▶ [What is asked]:
Transcribe all the entries word for word, but omit the images.

........

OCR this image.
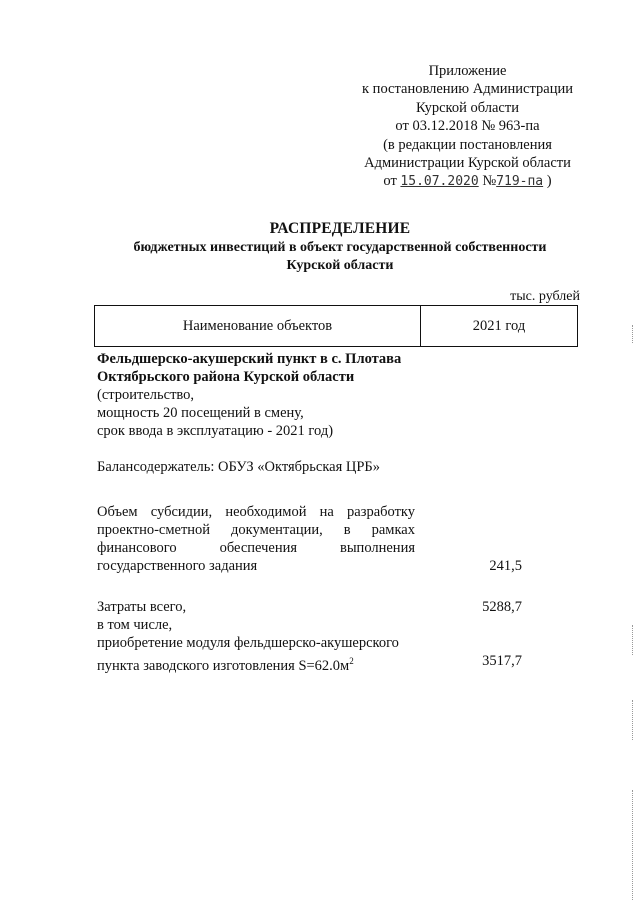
Приложение
к постановлению Администрации
Курской области
от 03.12.2018 № 963-па
(в редакции постановления
Администрации Курской области
от 15.07.2020 №719-па )
РАСПРЕДЕЛЕНИЕ
бюджетных инвестиций в объект государственной собственности
Курской области
тыс. рублей
Наименование объектов	2021 год
Фельдшерско-акушерский пункт в с. Плотава
Октябрьского района Курской области
(строительство,
мощность 20 посещений в смену,
срок ввода в эксплуатацию - 2021 год)
Балансодержатель: ОБУЗ «Октябрьская ЦРБ»
Объем субсидии, необходимой на разработку
проектно-сметной документации, в рамках
финансового обеспечения выполнения
государственного задания	241,5
Затраты всего,	5288,7
в том числе,
приобретение модуля фельдшерско-акушерского
пункта заводского изготовления $S=62.0м^2$	3517,7
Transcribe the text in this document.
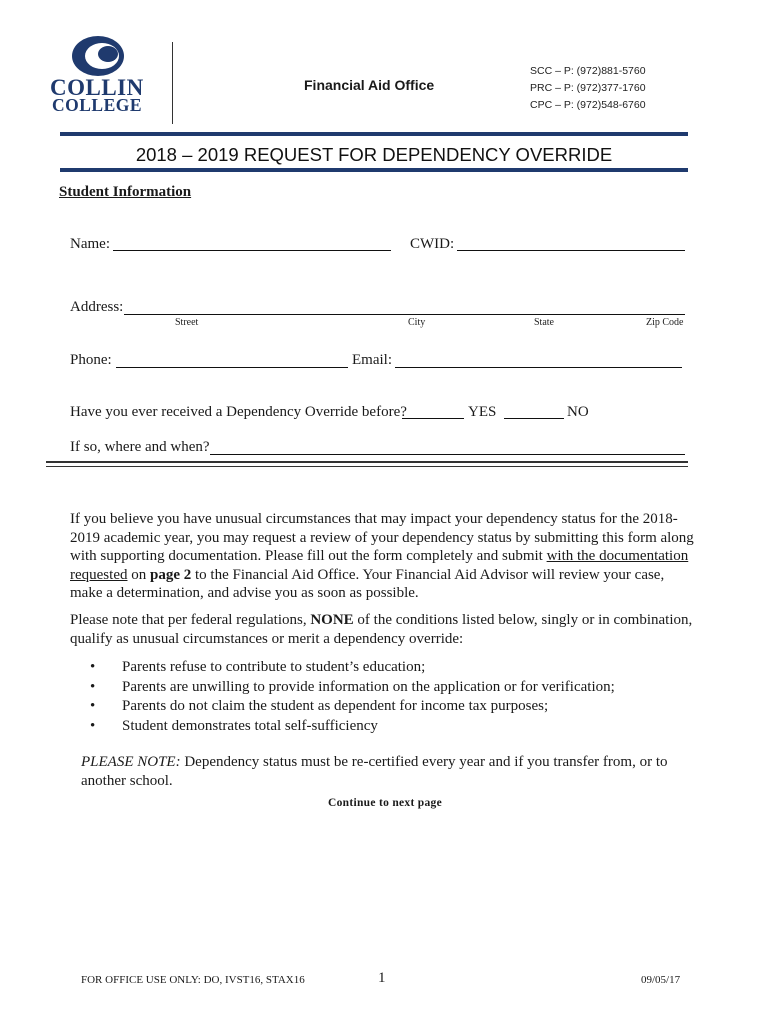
COLLIN
COLLEGE
Financial Aid Office
SCC – P: (972)881-5760
PRC – P: (972)377-1760
CPC – P: (972)548-6760
2018 – 2019 REQUEST FOR DEPENDENCY OVERRIDE
Student Information
Name:	CWID:
Address:
Street	City	State	Zip Code
Phone:	Email:
Have you ever received a Dependency Override before?	YES	NO
If so, where and when?
If you believe you have unusual circumstances that may impact your dependency status for the 2018-2019 academic year, you may request a review of your dependency status by submitting this form along with supporting documentation. Please fill out the form completely and submit with the documentation requested on page 2 to the Financial Aid Office. Your Financial Aid Advisor will review your case, make a determination, and advise you as soon as possible.
Please note that per federal regulations, NONE of the conditions listed below, singly or in combination, qualify as unusual circumstances or merit a dependency override:
• Parents refuse to contribute to student’s education;
• Parents are unwilling to provide information on the application or for verification;
• Parents do not claim the student as dependent for income tax purposes;
• Student demonstrates total self-sufficiency
PLEASE NOTE: Dependency status must be re-certified every year and if you transfer from, or to another school.
Continue to next page
FOR OFFICE USE ONLY: DO, IVST16, STAX16	1	09/05/17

........

▶ [Response for this exercise]:
OCR this image.
Приложение
к постановлению Администрации
Курской области
от 03.12.2018 № 963-па
(в редакции постановления
Администрации Курской области
от 15.07.2020 №719-па )
РАСПРЕДЕЛЕНИЕ
бюджетных инвестиций в объект государственной собственности
Курской области
тыс. рублей
Наименование объектов	2021 год
Фельдшерско-акушерский пункт в с. Плотава
Октябрьского района Курской области
(строительство,
мощность 20 посещений в смену,
срок ввода в эксплуатацию - 2021 год)
Балансодержатель: ОБУЗ «Октябрьская ЦРБ»
Объем субсидии, необходимой на разработку
проектно-сметной документации, в рамках
финансового обеспечения выполнения
государственного задания	241,5
Затраты всего,	5288,7
в том числе,
приобретение модуля фельдшерско-акушерского
пункта заводского изготовления $S=62.0м^2$	3517,7
Transcribe the text in this document.
COLLIN
COLLEGE
Financial Aid Office
SCC – P: (972)881-5760
PRC – P: (972)377-1760
CPC – P: (972)548-6760
2018 – 2019 REQUEST FOR DEPENDENCY OVERRIDE
Student Information
Name:	CWID:
Address:
Street	City	State	Zip Code
Phone:	Email:
Have you ever received a Dependency Override before?	YES	NO
If so, where and when?
If you believe you have unusual circumstances that may impact your dependency status for the 2018-2019 academic year, you may request a review of your dependency status by submitting this form along with supporting documentation. Please fill out the form completely and submit with the documentation requested on page 2 to the Financial Aid Office. Your Financial Aid Advisor will review your case, make a determination, and advise you as soon as possible.
Please note that per federal regulations, NONE of the conditions listed below, singly or in combination, qualify as unusual circumstances or merit a dependency override:
• Parents refuse to contribute to student’s education;
• Parents are unwilling to provide information on the application or for verification;
• Parents do not claim the student as dependent for income tax purposes;
• Student demonstrates total self-sufficiency
PLEASE NOTE: Dependency status must be re-certified every year and if you transfer from, or to another school.
Continue to next page
FOR OFFICE USE ONLY: DO, IVST16, STAX16	1	09/05/17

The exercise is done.